Requirement. Find every line of the listing below where "HRRR" appears, and copy it.

[A run of records]
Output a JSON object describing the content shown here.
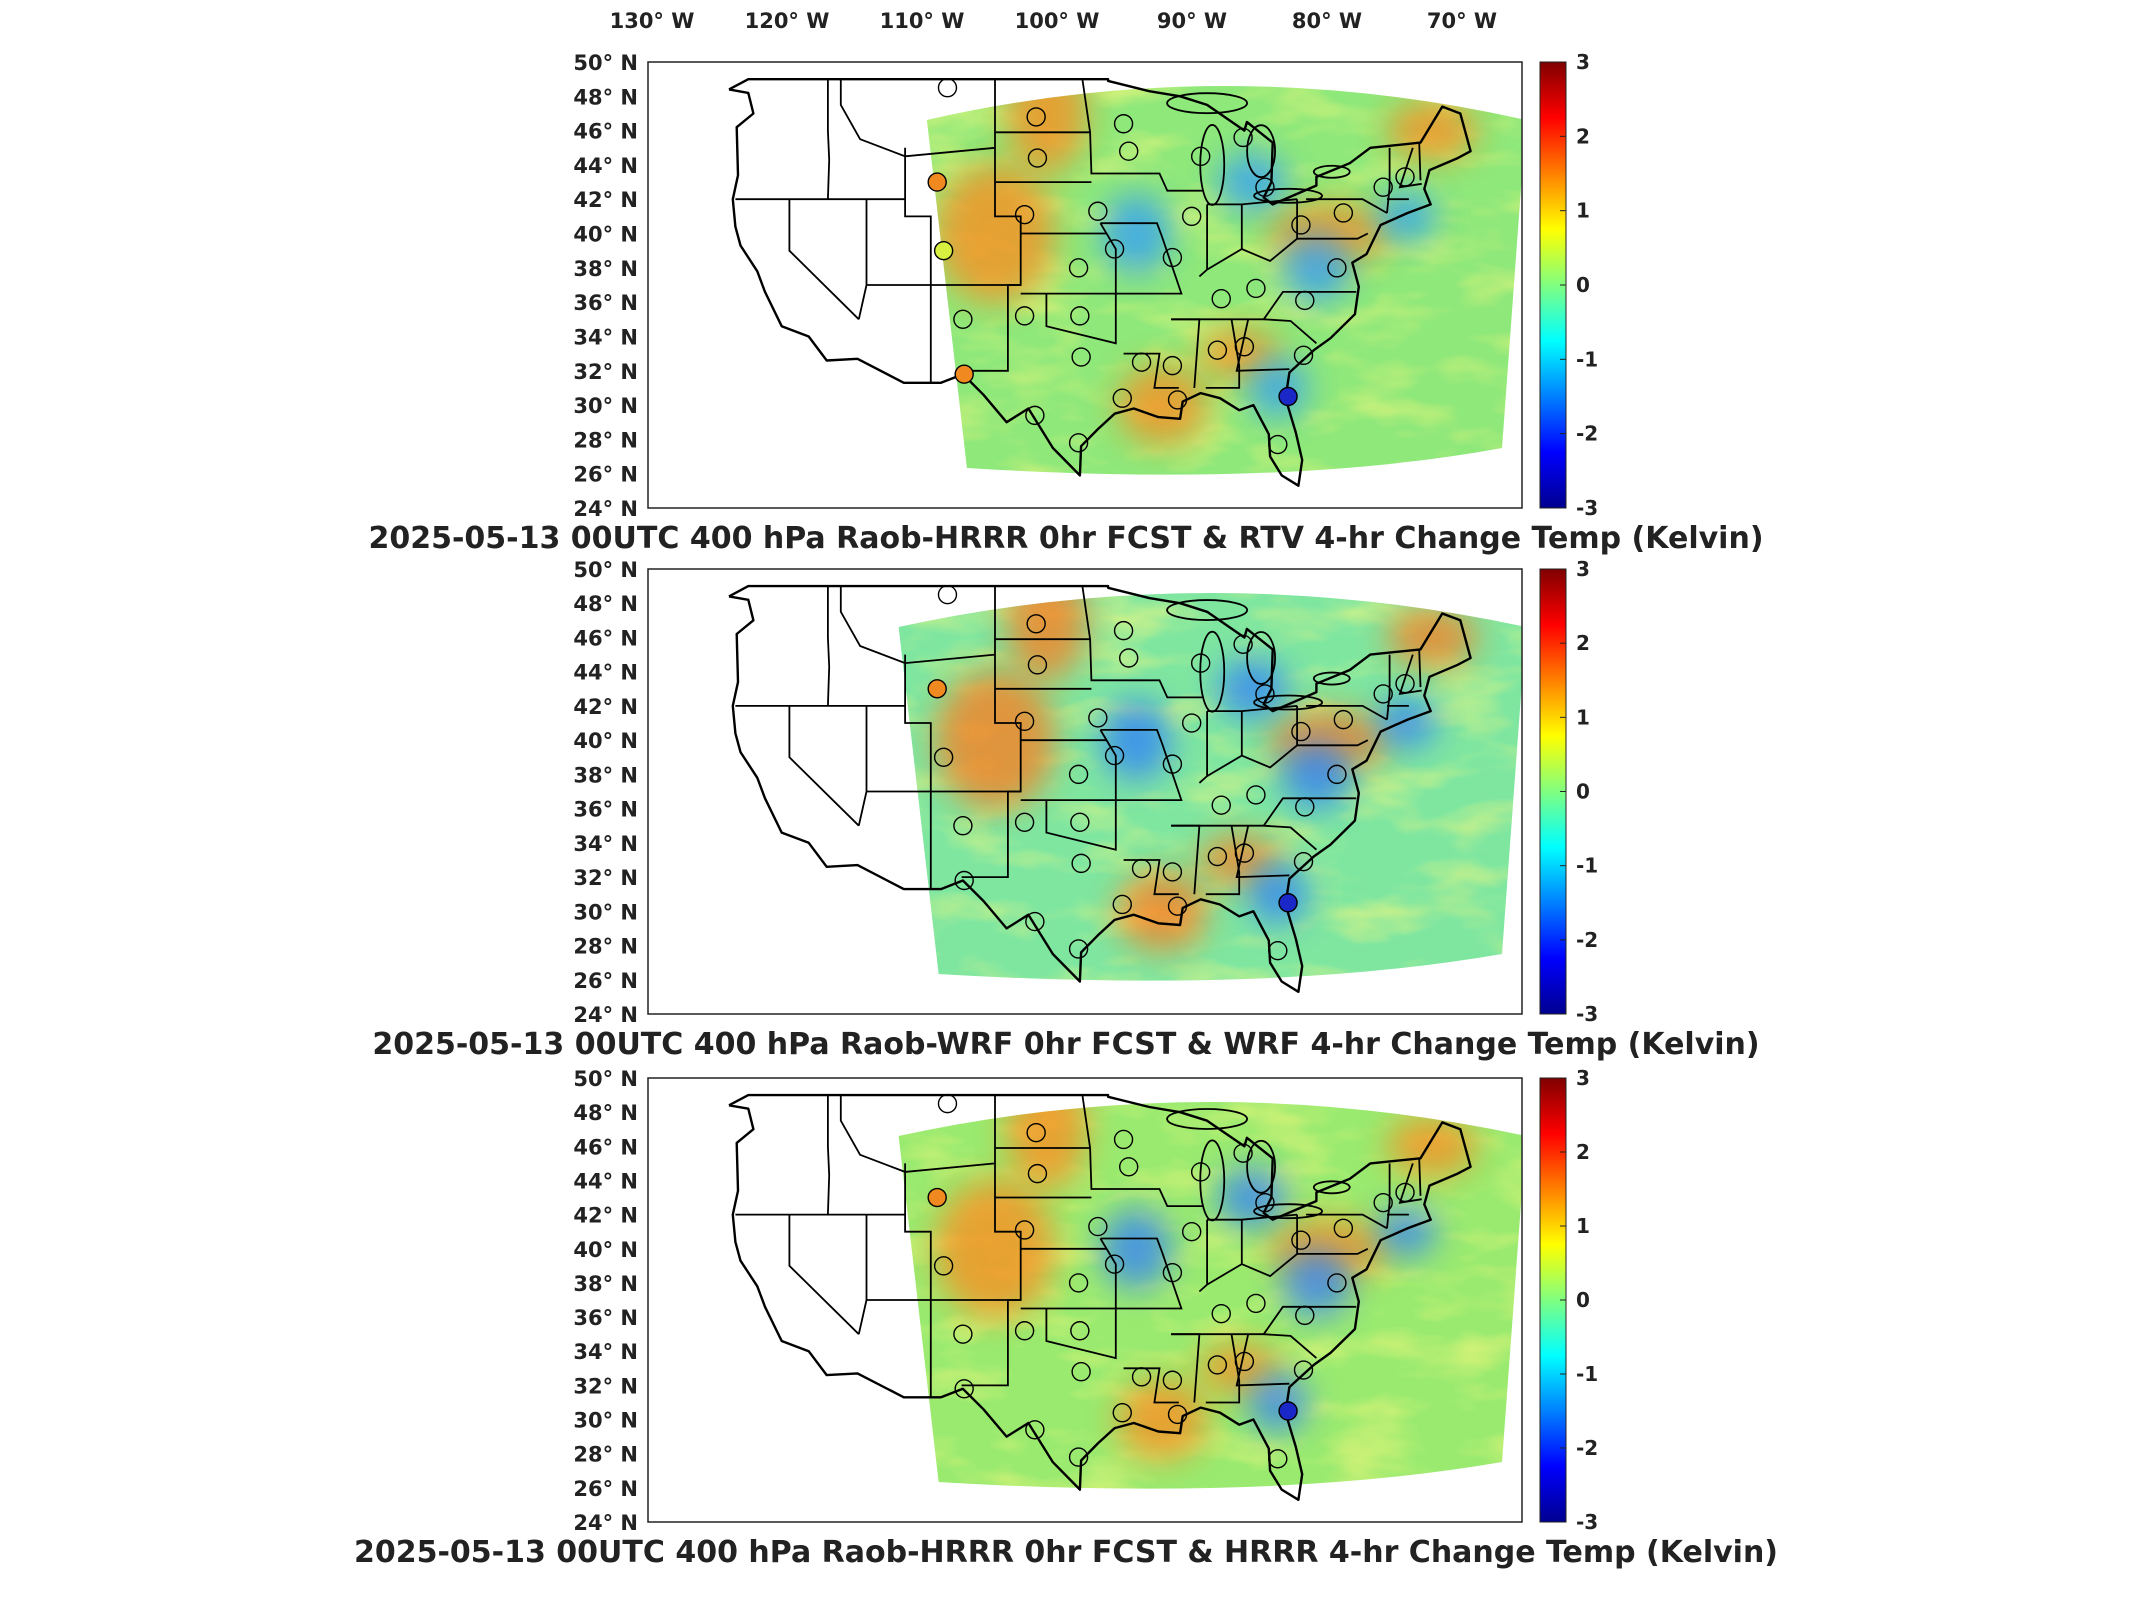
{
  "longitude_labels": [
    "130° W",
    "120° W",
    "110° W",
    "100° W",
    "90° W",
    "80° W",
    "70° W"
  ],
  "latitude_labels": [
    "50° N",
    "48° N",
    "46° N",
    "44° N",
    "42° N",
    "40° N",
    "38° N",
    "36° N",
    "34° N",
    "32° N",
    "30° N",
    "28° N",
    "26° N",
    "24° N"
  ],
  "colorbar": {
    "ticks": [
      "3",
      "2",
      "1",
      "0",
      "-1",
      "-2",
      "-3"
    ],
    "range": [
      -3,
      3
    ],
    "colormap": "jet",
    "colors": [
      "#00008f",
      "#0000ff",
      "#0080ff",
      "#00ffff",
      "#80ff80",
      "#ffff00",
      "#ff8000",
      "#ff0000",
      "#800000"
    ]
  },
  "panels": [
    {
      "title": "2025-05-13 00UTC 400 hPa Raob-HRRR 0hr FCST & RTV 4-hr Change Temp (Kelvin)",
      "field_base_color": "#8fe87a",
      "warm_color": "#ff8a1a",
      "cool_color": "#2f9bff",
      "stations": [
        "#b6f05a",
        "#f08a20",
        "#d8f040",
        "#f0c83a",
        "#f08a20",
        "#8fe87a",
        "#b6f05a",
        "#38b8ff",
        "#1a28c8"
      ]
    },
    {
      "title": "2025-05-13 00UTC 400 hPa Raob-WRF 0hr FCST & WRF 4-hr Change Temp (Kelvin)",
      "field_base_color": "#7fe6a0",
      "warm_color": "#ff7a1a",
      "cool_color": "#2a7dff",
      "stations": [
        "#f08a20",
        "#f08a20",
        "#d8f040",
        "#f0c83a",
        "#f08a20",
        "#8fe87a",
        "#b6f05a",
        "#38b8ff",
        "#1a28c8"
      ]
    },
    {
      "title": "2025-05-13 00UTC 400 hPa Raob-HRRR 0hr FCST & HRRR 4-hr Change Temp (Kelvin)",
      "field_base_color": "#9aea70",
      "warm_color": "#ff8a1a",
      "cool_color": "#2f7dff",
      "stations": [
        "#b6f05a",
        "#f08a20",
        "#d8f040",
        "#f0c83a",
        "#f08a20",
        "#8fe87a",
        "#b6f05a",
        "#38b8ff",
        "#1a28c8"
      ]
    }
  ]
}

Correct response.
      "title": "2025-05-13 00UTC 400 hPa Raob-HRRR 0hr FCST & RTV 4-hr Change Temp (Kelvin)",
      "title": "2025-05-13 00UTC 400 hPa Raob-HRRR 0hr FCST & HRRR 4-hr Change Temp (Kelvin)",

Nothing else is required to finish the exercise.